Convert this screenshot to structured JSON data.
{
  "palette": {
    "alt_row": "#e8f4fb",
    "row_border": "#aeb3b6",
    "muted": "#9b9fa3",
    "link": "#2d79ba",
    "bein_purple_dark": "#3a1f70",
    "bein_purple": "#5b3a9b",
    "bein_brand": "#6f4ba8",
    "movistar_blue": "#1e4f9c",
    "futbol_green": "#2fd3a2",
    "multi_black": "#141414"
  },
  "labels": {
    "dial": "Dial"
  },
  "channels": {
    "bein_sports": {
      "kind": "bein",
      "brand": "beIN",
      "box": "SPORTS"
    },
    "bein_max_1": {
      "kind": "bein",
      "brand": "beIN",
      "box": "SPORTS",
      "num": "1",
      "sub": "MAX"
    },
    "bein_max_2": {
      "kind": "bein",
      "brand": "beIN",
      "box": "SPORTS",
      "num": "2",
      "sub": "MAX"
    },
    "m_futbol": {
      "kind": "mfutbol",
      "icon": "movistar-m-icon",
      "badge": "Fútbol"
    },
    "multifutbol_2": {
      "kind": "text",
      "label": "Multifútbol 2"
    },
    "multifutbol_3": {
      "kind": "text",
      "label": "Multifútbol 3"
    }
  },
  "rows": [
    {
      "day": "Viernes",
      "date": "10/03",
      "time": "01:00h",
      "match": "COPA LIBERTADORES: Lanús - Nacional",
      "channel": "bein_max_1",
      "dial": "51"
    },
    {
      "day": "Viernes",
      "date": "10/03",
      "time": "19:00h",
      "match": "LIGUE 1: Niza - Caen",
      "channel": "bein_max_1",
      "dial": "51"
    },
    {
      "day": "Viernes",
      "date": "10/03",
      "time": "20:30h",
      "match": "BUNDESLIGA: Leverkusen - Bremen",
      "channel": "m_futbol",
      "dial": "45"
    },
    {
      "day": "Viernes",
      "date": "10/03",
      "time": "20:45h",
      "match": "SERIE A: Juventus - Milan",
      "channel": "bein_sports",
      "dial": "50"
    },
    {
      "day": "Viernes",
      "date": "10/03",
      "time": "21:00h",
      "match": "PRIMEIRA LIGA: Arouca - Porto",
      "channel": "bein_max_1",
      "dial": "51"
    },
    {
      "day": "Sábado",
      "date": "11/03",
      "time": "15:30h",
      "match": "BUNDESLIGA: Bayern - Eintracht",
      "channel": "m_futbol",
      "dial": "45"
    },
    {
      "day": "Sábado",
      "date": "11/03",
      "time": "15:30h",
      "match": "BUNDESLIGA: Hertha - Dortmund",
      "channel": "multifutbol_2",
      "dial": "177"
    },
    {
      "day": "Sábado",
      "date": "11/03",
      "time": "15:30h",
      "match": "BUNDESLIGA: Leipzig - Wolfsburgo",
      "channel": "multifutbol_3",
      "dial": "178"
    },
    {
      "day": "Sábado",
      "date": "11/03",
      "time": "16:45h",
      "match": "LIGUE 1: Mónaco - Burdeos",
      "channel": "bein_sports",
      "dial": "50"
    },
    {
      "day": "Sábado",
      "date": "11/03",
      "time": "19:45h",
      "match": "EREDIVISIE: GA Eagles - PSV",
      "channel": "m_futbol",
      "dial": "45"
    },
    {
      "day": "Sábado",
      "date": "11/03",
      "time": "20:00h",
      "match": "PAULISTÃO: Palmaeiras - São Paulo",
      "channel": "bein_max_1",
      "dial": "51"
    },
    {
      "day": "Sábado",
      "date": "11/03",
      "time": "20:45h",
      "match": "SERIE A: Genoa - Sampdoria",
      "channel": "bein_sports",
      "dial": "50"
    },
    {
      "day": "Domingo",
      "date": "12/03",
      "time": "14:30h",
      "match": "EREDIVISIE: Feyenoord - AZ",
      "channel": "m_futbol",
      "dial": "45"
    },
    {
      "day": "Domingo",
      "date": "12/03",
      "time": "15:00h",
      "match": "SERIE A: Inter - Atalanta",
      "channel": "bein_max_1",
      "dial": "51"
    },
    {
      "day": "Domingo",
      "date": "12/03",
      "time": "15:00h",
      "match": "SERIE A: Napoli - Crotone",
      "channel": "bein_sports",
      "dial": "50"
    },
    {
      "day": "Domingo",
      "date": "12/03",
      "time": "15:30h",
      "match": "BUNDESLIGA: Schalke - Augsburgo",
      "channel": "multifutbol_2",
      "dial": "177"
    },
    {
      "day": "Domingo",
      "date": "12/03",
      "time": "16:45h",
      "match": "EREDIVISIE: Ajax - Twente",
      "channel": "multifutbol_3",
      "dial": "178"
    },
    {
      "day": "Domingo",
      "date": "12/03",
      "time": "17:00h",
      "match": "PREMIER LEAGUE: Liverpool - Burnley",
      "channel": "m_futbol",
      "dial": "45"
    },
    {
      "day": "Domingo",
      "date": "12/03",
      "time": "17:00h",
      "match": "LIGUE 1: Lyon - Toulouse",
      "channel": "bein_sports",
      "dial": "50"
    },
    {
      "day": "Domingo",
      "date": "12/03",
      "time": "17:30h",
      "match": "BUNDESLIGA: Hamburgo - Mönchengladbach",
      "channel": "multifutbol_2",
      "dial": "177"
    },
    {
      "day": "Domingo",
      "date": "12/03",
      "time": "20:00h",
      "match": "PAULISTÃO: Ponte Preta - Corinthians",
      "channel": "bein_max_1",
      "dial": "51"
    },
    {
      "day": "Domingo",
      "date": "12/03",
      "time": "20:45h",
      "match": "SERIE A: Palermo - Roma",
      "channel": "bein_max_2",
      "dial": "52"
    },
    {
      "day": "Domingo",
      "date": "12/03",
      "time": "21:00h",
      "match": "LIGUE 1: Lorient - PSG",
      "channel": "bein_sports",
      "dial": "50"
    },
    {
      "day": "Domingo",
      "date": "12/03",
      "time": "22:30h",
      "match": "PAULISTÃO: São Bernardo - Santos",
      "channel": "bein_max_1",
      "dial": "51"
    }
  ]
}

■ ■ ■ ■

TASK GOAL: Copy each line above where the string "LIGUE" occurs.

WRITTEN RESPONSE:
      "match": "LIGUE 1: Niza - Caen",
      "match": "LIGUE 1: Mónaco - Burdeos",
      "match": "LIGUE 1: Lyon - Toulouse",
      "match": "LIGUE 1: Lorient - PSG",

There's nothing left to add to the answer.